Transcribe the records exactly. Pictures do not belong in the transcription.

Input rows —
________________________________________
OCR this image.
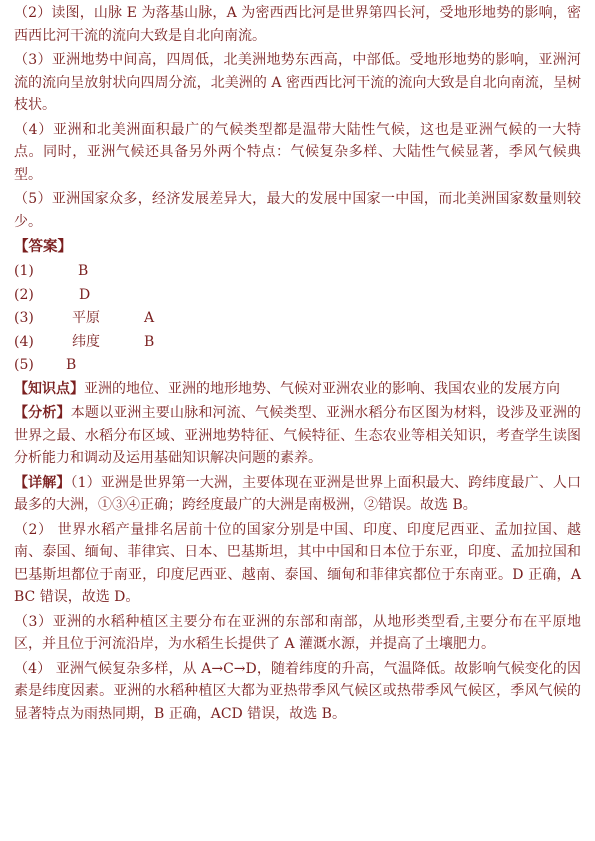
（2）读图，山脉 E 为落基山脉，A 为密西西比河是世界第四长河，受地形地势的影响，密西西比河干流的流向大致是自北向南流。

（3）亚洲地势中间高，四周低，北美洲地势东西高，中部低。受地形地势的影响，亚洲河流的流向呈放射状向四周分流，北美洲的 A 密西西比河干流的流向大致是自北向南流，呈树枝状。

（4）亚洲和北美洲面积最广的气候类型都是温带大陆性气候，这也是亚洲气候的一大特点。同时，亚洲气候还具备另外两个特点：气候复杂多样、大陆性气候显著，季风气候典型。

（5）亚洲国家众多，经济发展差异大，最大的发展中国家一中国，而北美洲国家数量则较少。

【答案】
(1)	B
(2)	D
(3)	平原	A
(4)	纬度	B
(5)	B

【知识点】亚洲的地位、亚洲的地形地势、气候对亚洲农业的影响、我国农业的发展方向

【分析】本题以亚洲主要山脉和河流、气候类型、亚洲水稻分布区图为材料，设涉及亚洲的世界之最、水稻分布区域、亚洲地势特征、气候特征、生态农业等相关知识，考查学生读图分析能力和调动及运用基础知识解决问题的素养。

【详解】（1）亚洲是世界第一大洲，主要体现在亚洲是世界上面积最大、跨纬度最广、人口最多的大洲，①③④正确；跨经度最广的大洲是南极洲，②错误。故选 B。

（2） 世界水稻产量排名居前十位的国家分别是中国、印度、印度尼西亚、孟加拉国、越南、泰国、缅甸、菲律宾、日本、巴基斯坦，其中中国和日本位于东亚，印度、孟加拉国和巴基斯坦都位于南亚，印度尼西亚、越南、泰国、缅甸和菲律宾都位于东南亚。D 正确，ABC 错误，故选 D。

（3）亚洲的水稻种植区主要分布在亚洲的东部和南部，从地形类型看,主要分布在平原地区，并且位于河流沿岸，为水稻生长提供了 A 灌溉水源，并提高了土壤肥力。

（4） 亚洲气候复杂多样，从 A→C→D，随着纬度的升高，气温降低。故影响气候变化的因素是纬度因素。亚洲的水稻种植区大都为亚热带季风气候区或热带季风气候区，季风气候的显著特点为雨热同期，B 正确，ACD 错误，故选 B。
________________________________________
The completed task —
OCR this image.
（2）读图，山脉 E 为落基山脉，A 为密西西比河是世界第四长河，受地形地势的影响，密西西比河干流的流向大致是自北向南流。

（3）亚洲地势中间高，四周低，北美洲地势东西高，中部低。受地形地势的影响，亚洲河流的流向呈放射状向四周分流，北美洲的 A 密西西比河干流的流向大致是自北向南流，呈树枝状。

（4）亚洲和北美洲面积最广的气候类型都是温带大陆性气候，这也是亚洲气候的一大特点。同时，亚洲气候还具备另外两个特点：气候复杂多样、大陆性气候显著，季风气候典型。

（5）亚洲国家众多，经济发展差异大，最大的发展中国家一中国，而北美洲国家数量则较少。

【答案】
(1)	B
(2)	D
(3)	平原	A
(4)	纬度	B
(5)	B

【知识点】亚洲的地位、亚洲的地形地势、气候对亚洲农业的影响、我国农业的发展方向

【分析】本题以亚洲主要山脉和河流、气候类型、亚洲水稻分布区图为材料，设涉及亚洲的世界之最、水稻分布区域、亚洲地势特征、气候特征、生态农业等相关知识，考查学生读图分析能力和调动及运用基础知识解决问题的素养。

【详解】（1）亚洲是世界第一大洲，主要体现在亚洲是世界上面积最大、跨纬度最广、人口最多的大洲，①③④正确；跨经度最广的大洲是南极洲，②错误。故选 B。

（2） 世界水稻产量排名居前十位的国家分别是中国、印度、印度尼西亚、孟加拉国、越南、泰国、缅甸、菲律宾、日本、巴基斯坦，其中中国和日本位于东亚，印度、孟加拉国和巴基斯坦都位于南亚，印度尼西亚、越南、泰国、缅甸和菲律宾都位于东南亚。D 正确，ABC 错误，故选 D。

（3）亚洲的水稻种植区主要分布在亚洲的东部和南部，从地形类型看,主要分布在平原地区，并且位于河流沿岸，为水稻生长提供了 A 灌溉水源，并提高了土壤肥力。

（4） 亚洲气候复杂多样，从 A→C→D，随着纬度的升高，气温降低。故影响气候变化的因素是纬度因素。亚洲的水稻种植区大都为亚热带季风气候区或热带季风气候区，季风气候的显著特点为雨热同期，B 正确，ACD 错误，故选 B。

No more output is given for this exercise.